WHAT YOU ARE ASKED TO DO :: Without the pictures, copy the entries below word for word.

EXERCISE DATA ::
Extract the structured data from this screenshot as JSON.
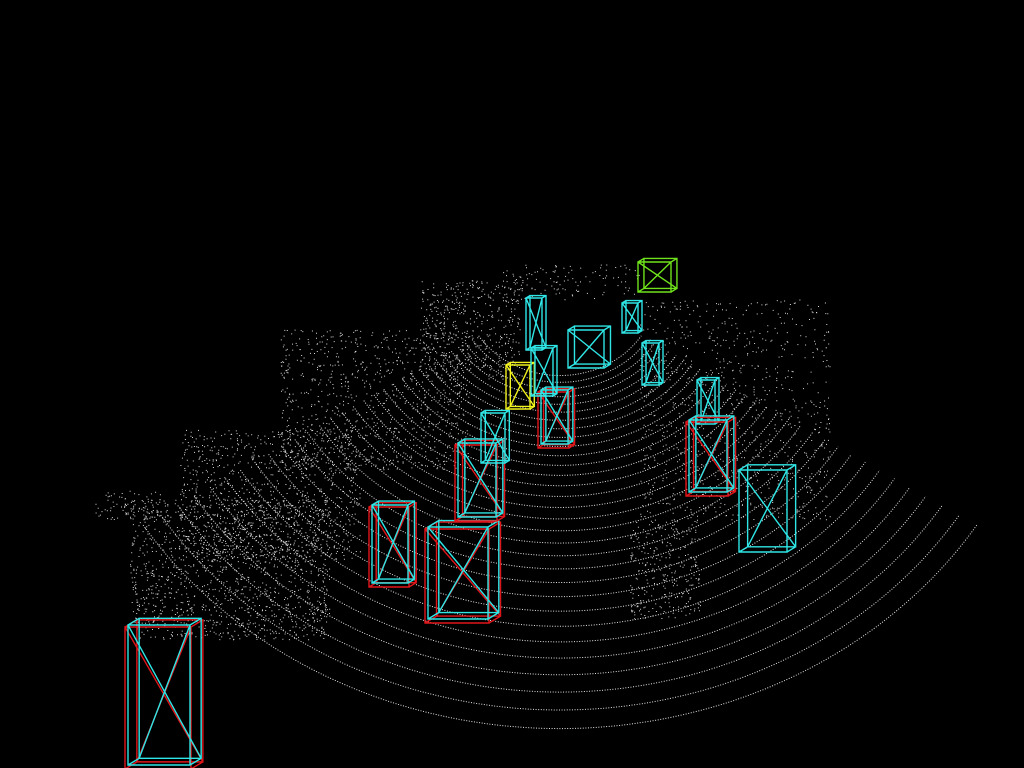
{
  "scene": {
    "background_color": "#000000",
    "point_color": "#ffffff",
    "box_colors": {
      "ground_truth": "#e0151a",
      "prediction": "#2fe6e6",
      "cyclist": "#f2f21c",
      "other": "#6fe21c"
    },
    "boxes": [
      {
        "category": "prediction"
      },
      {
        "category": "prediction"
      },
      {
        "category": "prediction"
      },
      {
        "category": "prediction"
      },
      {
        "category": "prediction"
      },
      {
        "category": "prediction"
      },
      {
        "category": "other"
      },
      {
        "category": "cyclist"
      },
      {
        "category": "prediction"
      },
      {
        "category": "prediction"
      },
      {
        "category": "prediction"
      },
      {
        "category": "prediction"
      },
      {
        "category": "prediction"
      },
      {
        "category": "prediction"
      },
      {
        "category": "prediction"
      },
      {
        "category": "prediction"
      }
    ]
  }
}
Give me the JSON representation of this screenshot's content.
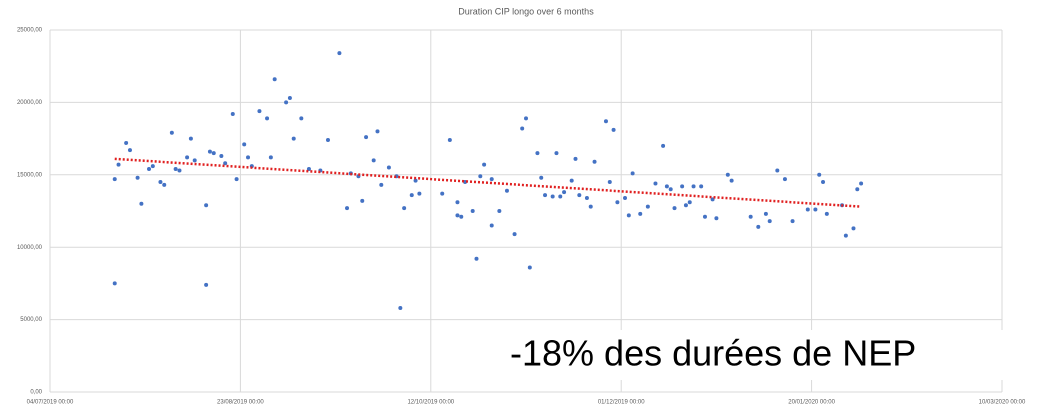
{
  "chart_data": {
    "type": "scatter",
    "title": "Duration CIP longo over 6 months",
    "annotation": "-18% des durées de NEP",
    "x": [
      "2019-07-21",
      "2019-07-21",
      "2019-07-22",
      "2019-07-24",
      "2019-07-25",
      "2019-07-27",
      "2019-07-28",
      "2019-07-30",
      "2019-07-31",
      "2019-08-02",
      "2019-08-03",
      "2019-08-05",
      "2019-08-06",
      "2019-08-07",
      "2019-08-09",
      "2019-08-10",
      "2019-08-11",
      "2019-08-14",
      "2019-08-14",
      "2019-08-15",
      "2019-08-16",
      "2019-08-18",
      "2019-08-19",
      "2019-08-21",
      "2019-08-22",
      "2019-08-24",
      "2019-08-25",
      "2019-08-26",
      "2019-08-28",
      "2019-08-30",
      "2019-08-31",
      "2019-09-01",
      "2019-09-04",
      "2019-09-05",
      "2019-09-06",
      "2019-09-08",
      "2019-09-10",
      "2019-09-13",
      "2019-09-15",
      "2019-09-18",
      "2019-09-20",
      "2019-09-21",
      "2019-09-23",
      "2019-09-24",
      "2019-09-25",
      "2019-09-27",
      "2019-09-28",
      "2019-09-29",
      "2019-10-01",
      "2019-10-03",
      "2019-10-04",
      "2019-10-05",
      "2019-10-07",
      "2019-10-08",
      "2019-10-09",
      "2019-10-15",
      "2019-10-17",
      "2019-10-19",
      "2019-10-19",
      "2019-10-20",
      "2019-10-21",
      "2019-10-23",
      "2019-10-24",
      "2019-10-25",
      "2019-10-26",
      "2019-10-28",
      "2019-10-28",
      "2019-10-30",
      "2019-11-01",
      "2019-11-03",
      "2019-11-05",
      "2019-11-06",
      "2019-11-07",
      "2019-11-09",
      "2019-11-10",
      "2019-11-11",
      "2019-11-13",
      "2019-11-14",
      "2019-11-15",
      "2019-11-16",
      "2019-11-18",
      "2019-11-19",
      "2019-11-20",
      "2019-11-22",
      "2019-11-23",
      "2019-11-24",
      "2019-11-27",
      "2019-11-28",
      "2019-11-29",
      "2019-11-30",
      "2019-12-02",
      "2019-12-03",
      "2019-12-04",
      "2019-12-06",
      "2019-12-08",
      "2019-12-10",
      "2019-12-12",
      "2019-12-13",
      "2019-12-14",
      "2019-12-15",
      "2019-12-17",
      "2019-12-18",
      "2019-12-19",
      "2019-12-20",
      "2019-12-22",
      "2019-12-23",
      "2019-12-25",
      "2019-12-26",
      "2019-12-29",
      "2019-12-30",
      "2020-01-04",
      "2020-01-06",
      "2020-01-08",
      "2020-01-09",
      "2020-01-11",
      "2020-01-13",
      "2020-01-15",
      "2020-01-19",
      "2020-01-21",
      "2020-01-22",
      "2020-01-23",
      "2020-01-24",
      "2020-01-28",
      "2020-01-29",
      "2020-01-31",
      "2020-02-01",
      "2020-02-02"
    ],
    "values": [
      14700,
      7500,
      15700,
      17200,
      16700,
      14800,
      13000,
      15400,
      15600,
      14500,
      14300,
      17900,
      15400,
      15300,
      16200,
      17500,
      16000,
      12900,
      7400,
      16600,
      16500,
      16300,
      15800,
      19200,
      14700,
      17100,
      16200,
      15600,
      19400,
      18900,
      16200,
      21600,
      20000,
      20300,
      17500,
      18900,
      15400,
      15300,
      17400,
      23400,
      12700,
      15100,
      14900,
      13200,
      17600,
      16000,
      18000,
      14300,
      15500,
      14900,
      5800,
      12700,
      13600,
      14600,
      13700,
      13700,
      17400,
      13100,
      12200,
      12100,
      14500,
      12500,
      9200,
      14900,
      15700,
      14700,
      11500,
      12500,
      13900,
      10900,
      18200,
      18900,
      8600,
      16500,
      14800,
      13600,
      13500,
      16500,
      13500,
      13800,
      14600,
      16100,
      13600,
      13400,
      12800,
      15900,
      18700,
      14500,
      18100,
      13100,
      13400,
      12200,
      15100,
      12300,
      12800,
      14400,
      17000,
      14200,
      14000,
      12700,
      14200,
      12900,
      13100,
      14200,
      14200,
      12100,
      13300,
      12000,
      15000,
      14600,
      12100,
      11400,
      12300,
      11800,
      15300,
      14700,
      11800,
      12600,
      12600,
      15000,
      14500,
      12300,
      12900,
      10800,
      11300,
      14000,
      14400
    ],
    "color": "#4472c4",
    "trendline": {
      "x": [
        "2019-07-21",
        "2020-02-02"
      ],
      "values": [
        16100,
        12800
      ],
      "color": "#e02020"
    },
    "xlim": [
      "2019-07-04",
      "2020-03-10"
    ],
    "xticks": [
      {
        "value": "2019-07-04",
        "label": "04/07/2019 00:00"
      },
      {
        "value": "2019-08-23",
        "label": "23/08/2019 00:00"
      },
      {
        "value": "2019-10-12",
        "label": "12/10/2019 00:00"
      },
      {
        "value": "2019-12-01",
        "label": "01/12/2019 00:00"
      },
      {
        "value": "2020-01-20",
        "label": "20/01/2020 00:00"
      },
      {
        "value": "2020-03-10",
        "label": "10/03/2020 00:00"
      }
    ],
    "ylim": [
      0,
      25000
    ],
    "yticks": [
      {
        "value": 0,
        "label": "0,00"
      },
      {
        "value": 5000,
        "label": "5000,00"
      },
      {
        "value": 10000,
        "label": "10000,00"
      },
      {
        "value": 15000,
        "label": "15000,00"
      },
      {
        "value": 20000,
        "label": "20000,00"
      },
      {
        "value": 25000,
        "label": "25000,00"
      }
    ],
    "grid": true
  }
}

COMPLETE OUTPUT ::
Extract the structured data from this screenshot as JSON.
{
  "scene": {
    "background_color": "#000000",
    "point_color": "#ffffff",
    "box_colors": {
      "ground_truth": "#e0151a",
      "prediction": "#2fe6e6",
      "cyclist": "#f2f21c",
      "other": "#6fe21c"
    },
    "boxes": [
      {
        "category": "prediction"
      },
      {
        "category": "prediction"
      },
      {
        "category": "prediction"
      },
      {
        "category": "prediction"
      },
      {
        "category": "prediction"
      },
      {
        "category": "prediction"
      },
      {
        "category": "other"
      },
      {
        "category": "cyclist"
      },
      {
        "category": "prediction"
      },
      {
        "category": "prediction"
      },
      {
        "category": "prediction"
      },
      {
        "category": "prediction"
      },
      {
        "category": "prediction"
      },
      {
        "category": "prediction"
      },
      {
        "category": "prediction"
      },
      {
        "category": "prediction"
      }
    ]
  }
}
Give me the JSON representation of this screenshot's content.
{
  "chart_data": {
    "type": "scatter",
    "title": "Duration CIP longo over 6 months",
    "annotation": "-18% des durées de NEP",
    "x": [
      "2019-07-21",
      "2019-07-21",
      "2019-07-22",
      "2019-07-24",
      "2019-07-25",
      "2019-07-27",
      "2019-07-28",
      "2019-07-30",
      "2019-07-31",
      "2019-08-02",
      "2019-08-03",
      "2019-08-05",
      "2019-08-06",
      "2019-08-07",
      "2019-08-09",
      "2019-08-10",
      "2019-08-11",
      "2019-08-14",
      "2019-08-14",
      "2019-08-15",
      "2019-08-16",
      "2019-08-18",
      "2019-08-19",
      "2019-08-21",
      "2019-08-22",
      "2019-08-24",
      "2019-08-25",
      "2019-08-26",
      "2019-08-28",
      "2019-08-30",
      "2019-08-31",
      "2019-09-01",
      "2019-09-04",
      "2019-09-05",
      "2019-09-06",
      "2019-09-08",
      "2019-09-10",
      "2019-09-13",
      "2019-09-15",
      "2019-09-18",
      "2019-09-20",
      "2019-09-21",
      "2019-09-23",
      "2019-09-24",
      "2019-09-25",
      "2019-09-27",
      "2019-09-28",
      "2019-09-29",
      "2019-10-01",
      "2019-10-03",
      "2019-10-04",
      "2019-10-05",
      "2019-10-07",
      "2019-10-08",
      "2019-10-09",
      "2019-10-15",
      "2019-10-17",
      "2019-10-19",
      "2019-10-19",
      "2019-10-20",
      "2019-10-21",
      "2019-10-23",
      "2019-10-24",
      "2019-10-25",
      "2019-10-26",
      "2019-10-28",
      "2019-10-28",
      "2019-10-30",
      "2019-11-01",
      "2019-11-03",
      "2019-11-05",
      "2019-11-06",
      "2019-11-07",
      "2019-11-09",
      "2019-11-10",
      "2019-11-11",
      "2019-11-13",
      "2019-11-14",
      "2019-11-15",
      "2019-11-16",
      "2019-11-18",
      "2019-11-19",
      "2019-11-20",
      "2019-11-22",
      "2019-11-23",
      "2019-11-24",
      "2019-11-27",
      "2019-11-28",
      "2019-11-29",
      "2019-11-30",
      "2019-12-02",
      "2019-12-03",
      "2019-12-04",
      "2019-12-06",
      "2019-12-08",
      "2019-12-10",
      "2019-12-12",
      "2019-12-13",
      "2019-12-14",
      "2019-12-15",
      "2019-12-17",
      "2019-12-18",
      "2019-12-19",
      "2019-12-20",
      "2019-12-22",
      "2019-12-23",
      "2019-12-25",
      "2019-12-26",
      "2019-12-29",
      "2019-12-30",
      "2020-01-04",
      "2020-01-06",
      "2020-01-08",
      "2020-01-09",
      "2020-01-11",
      "2020-01-13",
      "2020-01-15",
      "2020-01-19",
      "2020-01-21",
      "2020-01-22",
      "2020-01-23",
      "2020-01-24",
      "2020-01-28",
      "2020-01-29",
      "2020-01-31",
      "2020-02-01",
      "2020-02-02"
    ],
    "values": [
      14700,
      7500,
      15700,
      17200,
      16700,
      14800,
      13000,
      15400,
      15600,
      14500,
      14300,
      17900,
      15400,
      15300,
      16200,
      17500,
      16000,
      12900,
      7400,
      16600,
      16500,
      16300,
      15800,
      19200,
      14700,
      17100,
      16200,
      15600,
      19400,
      18900,
      16200,
      21600,
      20000,
      20300,
      17500,
      18900,
      15400,
      15300,
      17400,
      23400,
      12700,
      15100,
      14900,
      13200,
      17600,
      16000,
      18000,
      14300,
      15500,
      14900,
      5800,
      12700,
      13600,
      14600,
      13700,
      13700,
      17400,
      13100,
      12200,
      12100,
      14500,
      12500,
      9200,
      14900,
      15700,
      14700,
      11500,
      12500,
      13900,
      10900,
      18200,
      18900,
      8600,
      16500,
      14800,
      13600,
      13500,
      16500,
      13500,
      13800,
      14600,
      16100,
      13600,
      13400,
      12800,
      15900,
      18700,
      14500,
      18100,
      13100,
      13400,
      12200,
      15100,
      12300,
      12800,
      14400,
      17000,
      14200,
      14000,
      12700,
      14200,
      12900,
      13100,
      14200,
      14200,
      12100,
      13300,
      12000,
      15000,
      14600,
      12100,
      11400,
      12300,
      11800,
      15300,
      14700,
      11800,
      12600,
      12600,
      15000,
      14500,
      12300,
      12900,
      10800,
      11300,
      14000,
      14400
    ],
    "color": "#4472c4",
    "trendline": {
      "x": [
        "2019-07-21",
        "2020-02-02"
      ],
      "values": [
        16100,
        12800
      ],
      "color": "#e02020"
    },
    "xlim": [
      "2019-07-04",
      "2020-03-10"
    ],
    "xticks": [
      {
        "value": "2019-07-04",
        "label": "04/07/2019 00:00"
      },
      {
        "value": "2019-08-23",
        "label": "23/08/2019 00:00"
      },
      {
        "value": "2019-10-12",
        "label": "12/10/2019 00:00"
      },
      {
        "value": "2019-12-01",
        "label": "01/12/2019 00:00"
      },
      {
        "value": "2020-01-20",
        "label": "20/01/2020 00:00"
      },
      {
        "value": "2020-03-10",
        "label": "10/03/2020 00:00"
      }
    ],
    "ylim": [
      0,
      25000
    ],
    "yticks": [
      {
        "value": 0,
        "label": "0,00"
      },
      {
        "value": 5000,
        "label": "5000,00"
      },
      {
        "value": 10000,
        "label": "10000,00"
      },
      {
        "value": 15000,
        "label": "15000,00"
      },
      {
        "value": 20000,
        "label": "20000,00"
      },
      {
        "value": 25000,
        "label": "25000,00"
      }
    ],
    "grid": true
  }
}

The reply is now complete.